──────── Stored records

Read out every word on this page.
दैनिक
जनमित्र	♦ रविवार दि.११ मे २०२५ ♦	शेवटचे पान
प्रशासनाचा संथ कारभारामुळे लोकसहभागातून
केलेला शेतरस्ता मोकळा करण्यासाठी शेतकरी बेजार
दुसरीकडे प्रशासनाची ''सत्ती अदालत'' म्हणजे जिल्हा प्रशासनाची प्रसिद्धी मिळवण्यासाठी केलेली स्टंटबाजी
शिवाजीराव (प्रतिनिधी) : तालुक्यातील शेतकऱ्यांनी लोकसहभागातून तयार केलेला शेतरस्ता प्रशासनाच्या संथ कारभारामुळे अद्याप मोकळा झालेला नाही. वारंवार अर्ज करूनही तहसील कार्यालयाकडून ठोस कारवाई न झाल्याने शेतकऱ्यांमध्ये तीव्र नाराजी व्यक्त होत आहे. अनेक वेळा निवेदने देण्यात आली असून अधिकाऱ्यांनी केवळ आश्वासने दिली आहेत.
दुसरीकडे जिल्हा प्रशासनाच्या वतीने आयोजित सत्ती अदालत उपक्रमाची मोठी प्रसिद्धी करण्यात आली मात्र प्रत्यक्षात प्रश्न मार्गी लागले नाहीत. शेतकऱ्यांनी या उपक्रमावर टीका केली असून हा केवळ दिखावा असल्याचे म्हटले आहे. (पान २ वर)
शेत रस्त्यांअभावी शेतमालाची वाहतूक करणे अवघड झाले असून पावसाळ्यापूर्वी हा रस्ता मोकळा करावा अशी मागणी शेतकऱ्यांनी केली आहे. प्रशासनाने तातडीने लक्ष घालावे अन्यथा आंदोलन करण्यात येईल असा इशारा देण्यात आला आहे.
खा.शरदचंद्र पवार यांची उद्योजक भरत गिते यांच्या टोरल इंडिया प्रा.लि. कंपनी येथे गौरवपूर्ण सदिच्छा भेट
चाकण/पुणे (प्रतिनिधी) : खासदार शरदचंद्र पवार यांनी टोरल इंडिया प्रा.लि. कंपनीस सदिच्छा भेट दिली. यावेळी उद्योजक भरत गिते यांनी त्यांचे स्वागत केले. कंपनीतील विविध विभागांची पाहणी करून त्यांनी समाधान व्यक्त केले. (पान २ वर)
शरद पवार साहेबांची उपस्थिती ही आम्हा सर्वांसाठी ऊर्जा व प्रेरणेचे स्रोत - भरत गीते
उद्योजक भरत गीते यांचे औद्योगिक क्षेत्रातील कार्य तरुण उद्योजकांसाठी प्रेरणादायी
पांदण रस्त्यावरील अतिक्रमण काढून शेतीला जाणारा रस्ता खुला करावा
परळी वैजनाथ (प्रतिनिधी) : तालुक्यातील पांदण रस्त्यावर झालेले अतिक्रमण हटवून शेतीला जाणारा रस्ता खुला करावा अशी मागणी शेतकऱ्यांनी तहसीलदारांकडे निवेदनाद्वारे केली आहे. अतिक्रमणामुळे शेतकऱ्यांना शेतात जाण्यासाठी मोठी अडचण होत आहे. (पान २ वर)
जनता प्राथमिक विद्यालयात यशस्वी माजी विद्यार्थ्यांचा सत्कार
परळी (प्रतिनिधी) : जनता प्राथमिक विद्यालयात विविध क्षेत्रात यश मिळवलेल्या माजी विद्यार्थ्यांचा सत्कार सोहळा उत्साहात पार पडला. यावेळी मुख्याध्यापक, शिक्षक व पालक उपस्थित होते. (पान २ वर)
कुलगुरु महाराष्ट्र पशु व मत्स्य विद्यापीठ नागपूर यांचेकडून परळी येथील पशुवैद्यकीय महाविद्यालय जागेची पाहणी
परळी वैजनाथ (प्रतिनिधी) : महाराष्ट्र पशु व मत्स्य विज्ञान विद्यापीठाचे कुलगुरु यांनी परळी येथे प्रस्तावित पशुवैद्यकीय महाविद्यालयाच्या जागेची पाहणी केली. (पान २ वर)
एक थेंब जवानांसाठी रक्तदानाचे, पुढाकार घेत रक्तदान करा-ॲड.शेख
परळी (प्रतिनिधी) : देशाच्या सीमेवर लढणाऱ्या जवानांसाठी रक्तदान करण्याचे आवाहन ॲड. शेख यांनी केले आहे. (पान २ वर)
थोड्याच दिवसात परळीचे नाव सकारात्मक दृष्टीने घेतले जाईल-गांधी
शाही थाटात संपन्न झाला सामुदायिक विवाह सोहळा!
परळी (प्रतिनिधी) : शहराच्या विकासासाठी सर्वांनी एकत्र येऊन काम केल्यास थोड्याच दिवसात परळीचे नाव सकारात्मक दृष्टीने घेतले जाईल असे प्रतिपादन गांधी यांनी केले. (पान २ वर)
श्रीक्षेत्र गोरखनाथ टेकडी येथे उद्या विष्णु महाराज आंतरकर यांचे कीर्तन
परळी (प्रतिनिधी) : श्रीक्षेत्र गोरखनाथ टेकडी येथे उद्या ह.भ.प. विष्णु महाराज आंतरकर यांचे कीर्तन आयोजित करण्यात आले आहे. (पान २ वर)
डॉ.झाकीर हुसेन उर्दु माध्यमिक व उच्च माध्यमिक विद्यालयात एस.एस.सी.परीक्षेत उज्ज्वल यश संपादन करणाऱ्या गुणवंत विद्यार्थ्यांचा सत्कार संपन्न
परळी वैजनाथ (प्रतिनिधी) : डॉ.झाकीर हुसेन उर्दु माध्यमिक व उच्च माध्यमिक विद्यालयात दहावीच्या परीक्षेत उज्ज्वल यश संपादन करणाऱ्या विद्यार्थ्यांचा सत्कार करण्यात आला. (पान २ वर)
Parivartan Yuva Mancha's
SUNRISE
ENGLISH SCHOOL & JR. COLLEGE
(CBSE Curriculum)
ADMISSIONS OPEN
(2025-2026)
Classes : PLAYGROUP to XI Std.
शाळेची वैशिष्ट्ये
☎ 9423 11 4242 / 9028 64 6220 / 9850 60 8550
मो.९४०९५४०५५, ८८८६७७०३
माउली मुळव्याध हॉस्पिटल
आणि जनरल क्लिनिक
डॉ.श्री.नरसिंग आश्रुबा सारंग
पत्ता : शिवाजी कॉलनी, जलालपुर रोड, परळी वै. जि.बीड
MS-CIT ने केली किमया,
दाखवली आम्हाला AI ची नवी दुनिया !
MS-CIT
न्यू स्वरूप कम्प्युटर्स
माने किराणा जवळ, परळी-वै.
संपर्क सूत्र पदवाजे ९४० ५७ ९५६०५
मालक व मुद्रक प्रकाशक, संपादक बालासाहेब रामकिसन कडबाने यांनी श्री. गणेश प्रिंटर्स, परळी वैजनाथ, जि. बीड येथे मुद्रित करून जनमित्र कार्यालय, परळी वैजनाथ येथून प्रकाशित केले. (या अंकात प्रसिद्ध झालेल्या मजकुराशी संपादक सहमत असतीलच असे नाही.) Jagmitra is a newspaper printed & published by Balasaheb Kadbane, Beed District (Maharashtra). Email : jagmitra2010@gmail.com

────────────────

- **Written instruction**
Go through the entries and repeat each one exactly.

- **Answer to this problem**
Read out every word on this page.
दैनिक
जनमित्र	♦ रविवार दि.११ मे २०२५ ♦	शेवटचे पान
प्रशासनाचा संथ कारभारामुळे लोकसहभागातून
केलेला शेतरस्ता मोकळा करण्यासाठी शेतकरी बेजार
दुसरीकडे प्रशासनाची ''सत्ती अदालत'' म्हणजे जिल्हा प्रशासनाची प्रसिद्धी मिळवण्यासाठी केलेली स्टंटबाजी
शिवाजीराव (प्रतिनिधी) : तालुक्यातील शेतकऱ्यांनी लोकसहभागातून तयार केलेला शेतरस्ता प्रशासनाच्या संथ कारभारामुळे अद्याप मोकळा झालेला नाही. वारंवार अर्ज करूनही तहसील कार्यालयाकडून ठोस कारवाई न झाल्याने शेतकऱ्यांमध्ये तीव्र नाराजी व्यक्त होत आहे. अनेक वेळा निवेदने देण्यात आली असून अधिकाऱ्यांनी केवळ आश्वासने दिली आहेत.
दुसरीकडे जिल्हा प्रशासनाच्या वतीने आयोजित सत्ती अदालत उपक्रमाची मोठी प्रसिद्धी करण्यात आली मात्र प्रत्यक्षात प्रश्न मार्गी लागले नाहीत. शेतकऱ्यांनी या उपक्रमावर टीका केली असून हा केवळ दिखावा असल्याचे म्हटले आहे. (पान २ वर)
शेत रस्त्यांअभावी शेतमालाची वाहतूक करणे अवघड झाले असून पावसाळ्यापूर्वी हा रस्ता मोकळा करावा अशी मागणी शेतकऱ्यांनी केली आहे. प्रशासनाने तातडीने लक्ष घालावे अन्यथा आंदोलन करण्यात येईल असा इशारा देण्यात आला आहे.
खा.शरदचंद्र पवार यांची उद्योजक भरत गिते यांच्या टोरल इंडिया प्रा.लि. कंपनी येथे गौरवपूर्ण सदिच्छा भेट
चाकण/पुणे (प्रतिनिधी) : खासदार शरदचंद्र पवार यांनी टोरल इंडिया प्रा.लि. कंपनीस सदिच्छा भेट दिली. यावेळी उद्योजक भरत गिते यांनी त्यांचे स्वागत केले. कंपनीतील विविध विभागांची पाहणी करून त्यांनी समाधान व्यक्त केले. (पान २ वर)
शरद पवार साहेबांची उपस्थिती ही आम्हा सर्वांसाठी ऊर्जा व प्रेरणेचे स्रोत - भरत गीते
उद्योजक भरत गीते यांचे औद्योगिक क्षेत्रातील कार्य तरुण उद्योजकांसाठी प्रेरणादायी
पांदण रस्त्यावरील अतिक्रमण काढून शेतीला जाणारा रस्ता खुला करावा
परळी वैजनाथ (प्रतिनिधी) : तालुक्यातील पांदण रस्त्यावर झालेले अतिक्रमण हटवून शेतीला जाणारा रस्ता खुला करावा अशी मागणी शेतकऱ्यांनी तहसीलदारांकडे निवेदनाद्वारे केली आहे. अतिक्रमणामुळे शेतकऱ्यांना शेतात जाण्यासाठी मोठी अडचण होत आहे. (पान २ वर)
जनता प्राथमिक विद्यालयात यशस्वी माजी विद्यार्थ्यांचा सत्कार
परळी (प्रतिनिधी) : जनता प्राथमिक विद्यालयात विविध क्षेत्रात यश मिळवलेल्या माजी विद्यार्थ्यांचा सत्कार सोहळा उत्साहात पार पडला. यावेळी मुख्याध्यापक, शिक्षक व पालक उपस्थित होते. (पान २ वर)
कुलगुरु महाराष्ट्र पशु व मत्स्य विद्यापीठ नागपूर यांचेकडून परळी येथील पशुवैद्यकीय महाविद्यालय जागेची पाहणी
परळी वैजनाथ (प्रतिनिधी) : महाराष्ट्र पशु व मत्स्य विज्ञान विद्यापीठाचे कुलगुरु यांनी परळी येथे प्रस्तावित पशुवैद्यकीय महाविद्यालयाच्या जागेची पाहणी केली. (पान २ वर)
एक थेंब जवानांसाठी रक्तदानाचे, पुढाकार घेत रक्तदान करा-ॲड.शेख
परळी (प्रतिनिधी) : देशाच्या सीमेवर लढणाऱ्या जवानांसाठी रक्तदान करण्याचे आवाहन ॲड. शेख यांनी केले आहे. (पान २ वर)
थोड्याच दिवसात परळीचे नाव सकारात्मक दृष्टीने घेतले जाईल-गांधी
शाही थाटात संपन्न झाला सामुदायिक विवाह सोहळा!
परळी (प्रतिनिधी) : शहराच्या विकासासाठी सर्वांनी एकत्र येऊन काम केल्यास थोड्याच दिवसात परळीचे नाव सकारात्मक दृष्टीने घेतले जाईल असे प्रतिपादन गांधी यांनी केले. (पान २ वर)
श्रीक्षेत्र गोरखनाथ टेकडी येथे उद्या विष्णु महाराज आंतरकर यांचे कीर्तन
परळी (प्रतिनिधी) : श्रीक्षेत्र गोरखनाथ टेकडी येथे उद्या ह.भ.प. विष्णु महाराज आंतरकर यांचे कीर्तन आयोजित करण्यात आले आहे. (पान २ वर)
डॉ.झाकीर हुसेन उर्दु माध्यमिक व उच्च माध्यमिक विद्यालयात एस.एस.सी.परीक्षेत उज्ज्वल यश संपादन करणाऱ्या गुणवंत विद्यार्थ्यांचा सत्कार संपन्न
परळी वैजनाथ (प्रतिनिधी) : डॉ.झाकीर हुसेन उर्दु माध्यमिक व उच्च माध्यमिक विद्यालयात दहावीच्या परीक्षेत उज्ज्वल यश संपादन करणाऱ्या विद्यार्थ्यांचा सत्कार करण्यात आला. (पान २ वर)
Parivartan Yuva Mancha's
SUNRISE
ENGLISH SCHOOL & JR. COLLEGE
(CBSE Curriculum)
ADMISSIONS OPEN
(2025-2026)
Classes : PLAYGROUP to XI Std.
शाळेची वैशिष्ट्ये
☎ 9423 11 4242 / 9028 64 6220 / 9850 60 8550
मो.९४०९५४०५५, ८८८६७७०३
माउली मुळव्याध हॉस्पिटल
आणि जनरल क्लिनिक
डॉ.श्री.नरसिंग आश्रुबा सारंग
पत्ता : शिवाजी कॉलनी, जलालपुर रोड, परळी वै. जि.बीड
MS-CIT ने केली किमया,
दाखवली आम्हाला AI ची नवी दुनिया !
MS-CIT
न्यू स्वरूप कम्प्युटर्स
माने किराणा जवळ, परळी-वै.
संपर्क सूत्र पदवाजे ९४० ५७ ९५६०५
मालक व मुद्रक प्रकाशक, संपादक बालासाहेब रामकिसन कडबाने यांनी श्री. गणेश प्रिंटर्स, परळी वैजनाथ, जि. बीड येथे मुद्रित करून जनमित्र कार्यालय, परळी वैजनाथ येथून प्रकाशित केले. (या अंकात प्रसिद्ध झालेल्या मजकुराशी संपादक सहमत असतीलच असे नाही.) Jagmitra is a newspaper printed & published by Balasaheb Kadbane, Beed District (Maharashtra). Email : jagmitra2010@gmail.com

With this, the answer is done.